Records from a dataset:
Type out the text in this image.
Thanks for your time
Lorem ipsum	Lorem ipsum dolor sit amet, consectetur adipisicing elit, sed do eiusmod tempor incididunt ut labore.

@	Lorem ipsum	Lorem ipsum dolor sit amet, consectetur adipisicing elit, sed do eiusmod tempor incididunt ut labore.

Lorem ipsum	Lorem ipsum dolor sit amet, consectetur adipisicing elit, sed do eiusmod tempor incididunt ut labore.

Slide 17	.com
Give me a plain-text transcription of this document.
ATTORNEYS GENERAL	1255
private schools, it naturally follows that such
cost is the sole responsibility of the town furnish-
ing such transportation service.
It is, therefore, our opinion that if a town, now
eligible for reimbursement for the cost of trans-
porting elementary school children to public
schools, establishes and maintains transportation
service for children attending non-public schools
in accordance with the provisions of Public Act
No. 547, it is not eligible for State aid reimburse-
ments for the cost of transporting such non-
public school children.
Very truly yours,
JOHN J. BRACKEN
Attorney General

EXERCISE:
Above are records; say how many of their lines contain the word "eligible", giving only the number.

TASK RESULT:
2